# [Source text]
--- begin ---

In aviation, the Big Sky Theory is that two randomly flying bodies are very unlikely to collide, as the three-dimensional space is so large relative to the bodies. Some aviation safety rules involving altimetry and navigation standards are based on this concept. It does not apply (or applies less) when aircraft are flying along specific narrow routes, such as an airport traffic pattern or jet airway.

For the Big Sky Theory to be employed as an air traffic control strategy, the decision would need to be made that having no control is better than having positive control. That sounds pretty crazy, doesn’t it? Would you want to fly, or have friends or relatives fly, on an airplane that did not have positive control relative to the other airplanes in the airspace around it? It doesn’t really matter, because the government has decided that the Big Sky Theory does not sound like a safe, or even sane, strategy for overall Air Traffic Control (ATC).

--- end ---

# [Data excerpts]
--- begin ---

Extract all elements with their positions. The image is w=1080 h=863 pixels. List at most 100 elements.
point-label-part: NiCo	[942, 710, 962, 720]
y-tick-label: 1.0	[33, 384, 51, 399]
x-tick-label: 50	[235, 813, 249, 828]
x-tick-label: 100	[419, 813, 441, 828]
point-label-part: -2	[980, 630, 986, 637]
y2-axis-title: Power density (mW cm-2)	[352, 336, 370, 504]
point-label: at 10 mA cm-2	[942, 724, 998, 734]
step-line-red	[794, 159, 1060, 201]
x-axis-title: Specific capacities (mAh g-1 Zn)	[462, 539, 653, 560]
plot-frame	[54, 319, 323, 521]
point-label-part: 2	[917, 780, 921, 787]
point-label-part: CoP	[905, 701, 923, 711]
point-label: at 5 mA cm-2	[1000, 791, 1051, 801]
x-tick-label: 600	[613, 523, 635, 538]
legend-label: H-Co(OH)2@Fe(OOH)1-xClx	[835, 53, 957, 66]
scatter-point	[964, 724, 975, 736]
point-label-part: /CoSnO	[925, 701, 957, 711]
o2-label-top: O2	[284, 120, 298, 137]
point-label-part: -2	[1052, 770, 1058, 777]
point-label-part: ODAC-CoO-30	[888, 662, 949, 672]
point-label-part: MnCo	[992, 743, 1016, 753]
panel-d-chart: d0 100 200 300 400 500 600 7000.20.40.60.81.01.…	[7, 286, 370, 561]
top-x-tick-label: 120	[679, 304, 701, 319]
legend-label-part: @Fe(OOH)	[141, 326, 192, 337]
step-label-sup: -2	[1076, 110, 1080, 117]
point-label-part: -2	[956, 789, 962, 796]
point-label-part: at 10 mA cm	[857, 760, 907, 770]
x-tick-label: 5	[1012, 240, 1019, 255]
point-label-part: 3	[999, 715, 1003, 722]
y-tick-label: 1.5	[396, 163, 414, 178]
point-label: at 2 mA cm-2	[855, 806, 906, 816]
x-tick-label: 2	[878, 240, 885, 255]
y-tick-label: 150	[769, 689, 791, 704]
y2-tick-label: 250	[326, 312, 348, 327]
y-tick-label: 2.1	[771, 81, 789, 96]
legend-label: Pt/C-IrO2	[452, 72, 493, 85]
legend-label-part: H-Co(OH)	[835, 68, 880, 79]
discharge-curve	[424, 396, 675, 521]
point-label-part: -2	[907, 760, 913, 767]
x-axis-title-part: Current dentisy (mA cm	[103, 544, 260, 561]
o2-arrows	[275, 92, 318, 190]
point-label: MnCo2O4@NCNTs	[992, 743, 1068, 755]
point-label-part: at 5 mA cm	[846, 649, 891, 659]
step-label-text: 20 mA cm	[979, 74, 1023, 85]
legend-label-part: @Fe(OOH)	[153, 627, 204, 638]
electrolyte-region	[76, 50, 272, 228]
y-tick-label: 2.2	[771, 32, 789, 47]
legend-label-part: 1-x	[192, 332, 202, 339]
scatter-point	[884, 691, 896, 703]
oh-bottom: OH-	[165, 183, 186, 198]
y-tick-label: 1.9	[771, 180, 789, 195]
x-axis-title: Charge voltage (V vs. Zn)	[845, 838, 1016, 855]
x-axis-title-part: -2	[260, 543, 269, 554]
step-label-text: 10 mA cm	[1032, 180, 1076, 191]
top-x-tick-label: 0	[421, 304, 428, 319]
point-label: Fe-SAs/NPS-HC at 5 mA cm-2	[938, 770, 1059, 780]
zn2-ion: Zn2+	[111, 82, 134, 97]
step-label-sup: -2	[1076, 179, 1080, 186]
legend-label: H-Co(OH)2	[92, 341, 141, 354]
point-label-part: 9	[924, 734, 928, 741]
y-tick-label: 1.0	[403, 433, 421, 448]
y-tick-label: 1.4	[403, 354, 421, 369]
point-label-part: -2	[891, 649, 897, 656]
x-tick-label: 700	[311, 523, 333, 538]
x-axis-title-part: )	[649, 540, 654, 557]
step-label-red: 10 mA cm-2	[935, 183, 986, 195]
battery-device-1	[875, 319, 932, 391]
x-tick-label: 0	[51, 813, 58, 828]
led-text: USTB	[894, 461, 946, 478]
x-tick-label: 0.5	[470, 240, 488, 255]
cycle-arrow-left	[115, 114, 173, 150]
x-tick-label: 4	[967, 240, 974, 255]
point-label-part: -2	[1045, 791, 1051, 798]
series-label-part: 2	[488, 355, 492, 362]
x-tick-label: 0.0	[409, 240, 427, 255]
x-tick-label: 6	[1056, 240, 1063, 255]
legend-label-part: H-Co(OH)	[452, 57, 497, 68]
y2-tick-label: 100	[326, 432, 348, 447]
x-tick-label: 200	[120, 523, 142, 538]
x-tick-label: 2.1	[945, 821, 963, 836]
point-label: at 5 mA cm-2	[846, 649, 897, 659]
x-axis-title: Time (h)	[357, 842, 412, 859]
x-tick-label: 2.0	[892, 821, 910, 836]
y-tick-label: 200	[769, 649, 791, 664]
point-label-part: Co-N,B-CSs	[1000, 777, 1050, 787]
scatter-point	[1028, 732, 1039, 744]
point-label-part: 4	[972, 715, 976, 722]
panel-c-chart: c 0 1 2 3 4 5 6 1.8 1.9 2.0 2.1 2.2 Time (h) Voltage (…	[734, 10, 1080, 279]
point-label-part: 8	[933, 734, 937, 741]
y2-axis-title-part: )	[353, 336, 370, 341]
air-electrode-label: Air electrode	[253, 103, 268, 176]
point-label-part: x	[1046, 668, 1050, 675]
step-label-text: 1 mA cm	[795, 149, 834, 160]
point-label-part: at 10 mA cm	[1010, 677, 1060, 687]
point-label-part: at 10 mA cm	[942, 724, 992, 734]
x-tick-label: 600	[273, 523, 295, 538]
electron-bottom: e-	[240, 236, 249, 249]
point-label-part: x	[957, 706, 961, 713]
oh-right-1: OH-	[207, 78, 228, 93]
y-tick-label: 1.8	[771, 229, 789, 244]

--- end ---

# [Directives]
A: According to the passage on the Big Sky Theory, why are two randomly flying bodies very unlikely to collide? Answer in one to three sentences.
B: Copy out the listing line for line, beginning with its first line and stopping after the line that contains "630, 986, 637]".
The aviation passage and the listing have no connection to each other.

# [Worked answers]
A: They are very unlikely to collide because three-dimensional space is so large compared with the bodies themselves.

B:
Extract all elements with their positions. The image is w=1080 h=863 pixels. List at most 100 elements.
point-label-part: NiCo	[942, 710, 962, 720]
y-tick-label: 1.0	[33, 384, 51, 399]
x-tick-label: 50	[235, 813, 249, 828]
x-tick-label: 100	[419, 813, 441, 828]
point-label-part: -2	[980, 630, 986, 637]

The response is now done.